──────── Records supplied

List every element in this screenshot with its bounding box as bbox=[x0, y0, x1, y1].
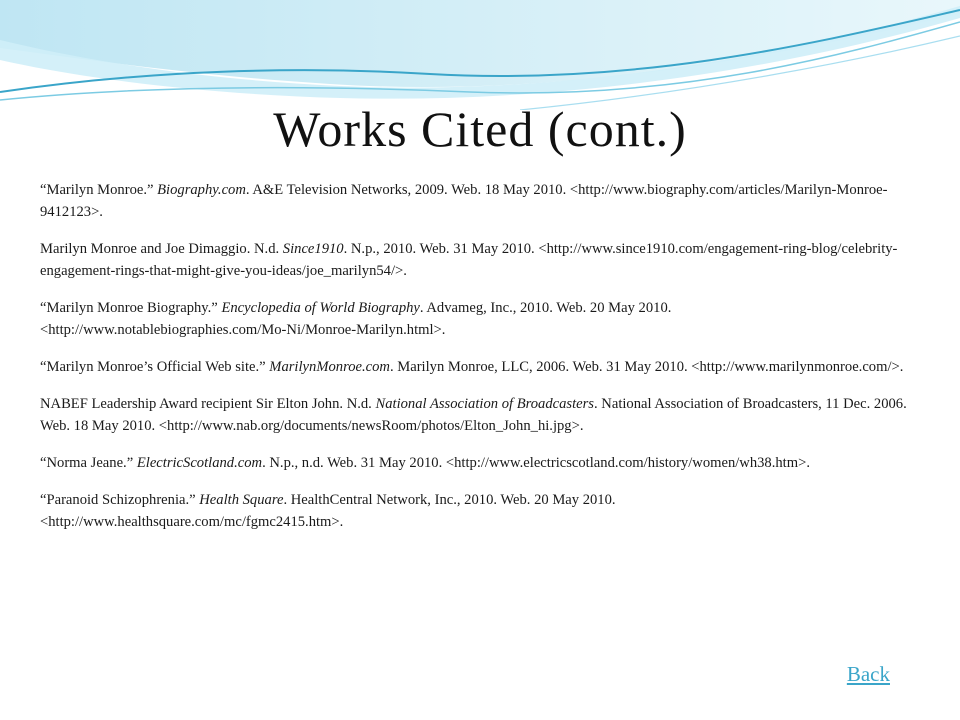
citation-entry bbox=[40, 356, 910, 378]
slide-title: Works Cited (cont.) bbox=[273, 101, 687, 157]
back-link[interactable]: Back bbox=[846, 662, 890, 686]
citation-text: NABEF Leadership Award recipient Sir Elton John. N.d. bbox=[40, 396, 376, 412]
citation-source: ElectricScotland.com bbox=[136, 455, 263, 471]
citation-text: . N.p., n.d. Web. 31 May 2010. <http://www.electricscotland.com/history/women/wh38.htm>. bbox=[262, 455, 810, 471]
citation-entry bbox=[40, 452, 910, 474]
citation-text: . HealthCentral Network, Inc., 2010. Web. 20 May 2010. <http://www.healthsquare.com/mc/fgmc2415.htm>. bbox=[40, 492, 616, 530]
citation-entry bbox=[40, 238, 910, 282]
citation-source: Health Square bbox=[199, 492, 284, 508]
citation-text: “Marilyn Monroe Biography.” bbox=[40, 300, 222, 316]
header-wave-decoration bbox=[0, 0, 960, 110]
citation-entry bbox=[40, 489, 910, 533]
citation-entry bbox=[40, 179, 910, 223]
citation-entry bbox=[40, 393, 910, 437]
citation-source: Biography.com bbox=[157, 182, 246, 198]
citation-text: “Paranoid Schizophrenia.” bbox=[40, 492, 200, 508]
citation-text: “Norma Jeane.” bbox=[40, 455, 137, 471]
citation-source: Since1910 bbox=[282, 241, 344, 257]
citation-entry bbox=[40, 297, 910, 341]
citation-source: MarilynMonroe.com bbox=[269, 359, 390, 375]
citation-text: “Marilyn Monroe.” bbox=[40, 182, 158, 198]
citation-source: Encyclopedia of World Biography bbox=[221, 300, 420, 316]
citation-text: . Advameg, Inc., 2010. Web. 20 May 2010. <http://www.notablebiographies.com/Mo-Ni/Monroe-Marilyn.html>. bbox=[40, 300, 672, 338]
citation-text: . National Association of Broadcasters, 11 Dec. 2006. Web. 18 May 2010. <http://www.nab.org/documents/newsRoom/photos/Elton_John_hi.jpg>. bbox=[40, 396, 907, 434]
citation-text: . A&E Television Networks, 2009. Web. 18 May 2010. <http://www.biography.com/articles/Marilyn-Monroe-9412123>. bbox=[40, 182, 888, 220]
citation-text: . Marilyn Monroe, LLC, 2006. Web. 31 May 2010. <http://www.marilynmonroe.com/>. bbox=[389, 359, 904, 375]
works-cited-list bbox=[40, 179, 910, 548]
citation-text: Marilyn Monroe and Joe Dimaggio. N.d. bbox=[40, 241, 283, 257]
citation-text: “Marilyn Monroe’s Official Web site.” bbox=[40, 359, 270, 375]
citation-source: National Association of Broadcasters bbox=[375, 396, 594, 412]
citation-text: . N.p., 2010. Web. 31 May 2010. <http://www.since1910.com/engagement-ring-blog/celebrity-engagement-rings-that-might-give-you-ideas/joe_marilyn54/>. bbox=[40, 241, 898, 279]
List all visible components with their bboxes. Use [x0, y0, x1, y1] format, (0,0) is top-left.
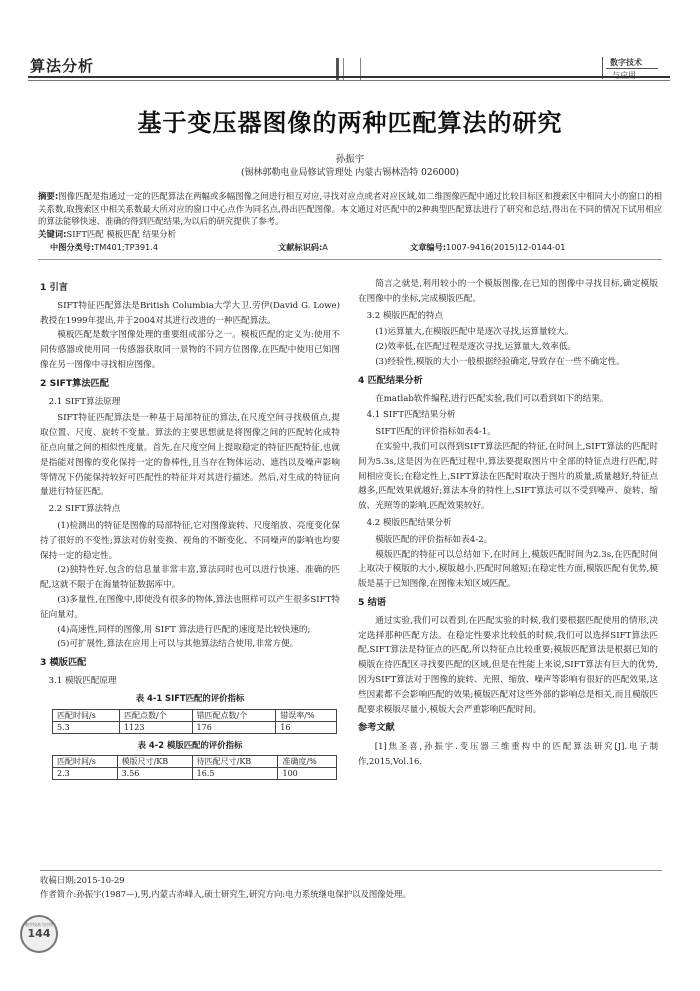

────────────────

- [Job]:
Rewrite every line of the listing above as a Markdown table with the columns "Row" and "Line", numbering the rows and skipping any blank lines. Leave the pictures out.

- [Solution to this exercise]:
| Row | Line |
|---|---|
| 1 | List every element in this screenshot with its bounding box as bbox=[x0, y0, x1, y1]. |
| 2 | citation-entry bbox=[40, 356, 910, 378] |
| 3 | slide-title: Works Cited (cont.) bbox=[273, 101, 687, 157] |
| 4 | back-link[interactable]: Back bbox=[846, 662, 890, 686] |
| 5 | citation-text: NABEF Leadership Award recipient Sir Elton John. N.d. bbox=[40, 396, 376, 412] |
| 6 | citation-source: ElectricScotland.com bbox=[136, 455, 263, 471] |
| 7 | citation-text: . N.p., n.d. Web. 31 May 2010. <http://www.electricscotland.com/history/women/wh38.htm>. bbox=[262, 455, 810, 471] |
| 8 | citation-entry bbox=[40, 452, 910, 474] |
| 9 | citation-text: . HealthCentral Network, Inc., 2010. Web. 20 May 2010. <http://www.healthsquare.com/mc/fgmc2415.htm>. bbox=[40, 492, 616, 530] |
| 10 | citation-entry bbox=[40, 238, 910, 282] |
| 11 | citation-source: Health Square bbox=[199, 492, 284, 508] |
| 12 | citation-text: “Marilyn Monroe Biography.” bbox=[40, 300, 222, 316] |
| 13 | header-wave-decoration bbox=[0, 0, 960, 110] |
| 14 | citation-entry bbox=[40, 489, 910, 533] |
| 15 | citation-entry bbox=[40, 179, 910, 223] |
| 16 | citation-entry bbox=[40, 393, 910, 437] |
| 17 | citation-source: Biography.com bbox=[157, 182, 246, 198] |
| 18 | citation-text: “Paranoid Schizophrenia.” bbox=[40, 492, 200, 508] |
| 19 | citation-text: “Norma Jeane.” bbox=[40, 455, 137, 471] |
| 20 | citation-source: Since1910 bbox=[282, 241, 344, 257] |
| 21 | citation-entry bbox=[40, 297, 910, 341] |
| 22 | citation-source: MarilynMonroe.com bbox=[269, 359, 390, 375] |
| 23 | citation-text: “Marilyn Monroe.” bbox=[40, 182, 158, 198] |
| 24 | citation-source: Encyclopedia of World Biography bbox=[221, 300, 420, 316] |
| 25 | citation-text: . Advameg, Inc., 2010. Web. 20 May 2010. <http://www.notablebiographies.com/Mo-Ni/Monroe-Marilyn.html>. bbox=[40, 300, 672, 338] |
| 26 | citation-text: . National Association of Broadcasters, 11 Dec. 2006. Web. 18 May 2010. <http://www.nab.org/documents/newsRoom/photos/Elton_John_hi.jpg>. bbox=[40, 396, 907, 434] |
| 27 | citation-text: . A&E Television Networks, 2009. Web. 18 May 2010. <http://www.biography.com/articles/Marilyn-Monroe-9412123>. bbox=[40, 182, 888, 220] |
| 28 | citation-text: . Marilyn Monroe, LLC, 2006. Web. 31 May 2010. <http://www.marilynmonroe.com/>. bbox=[389, 359, 904, 375] |
| 29 | works-cited-list bbox=[40, 179, 910, 548] |
| 30 | citation-text: Marilyn Monroe and Joe Dimaggio. N.d. bbox=[40, 241, 283, 257] |
| 31 | citation-text: “Marilyn Monroe’s Official Web site.” bbox=[40, 359, 270, 375] |
| 32 | citation-source: National Association of Broadcasters bbox=[375, 396, 594, 412] |
| 33 | citation-text: . N.p., 2010. Web. 31 May 2010. <http://www.since1910.com/engagement-ring-blog/celebrity-engagement-rings-that-might-give-you-ideas/joe_marilyn54/>. bbox=[40, 241, 898, 279] |
| 34 | List all visible components with their bboxes. Use [x0, y0, x1, y1] format, (0,0) is top-left. |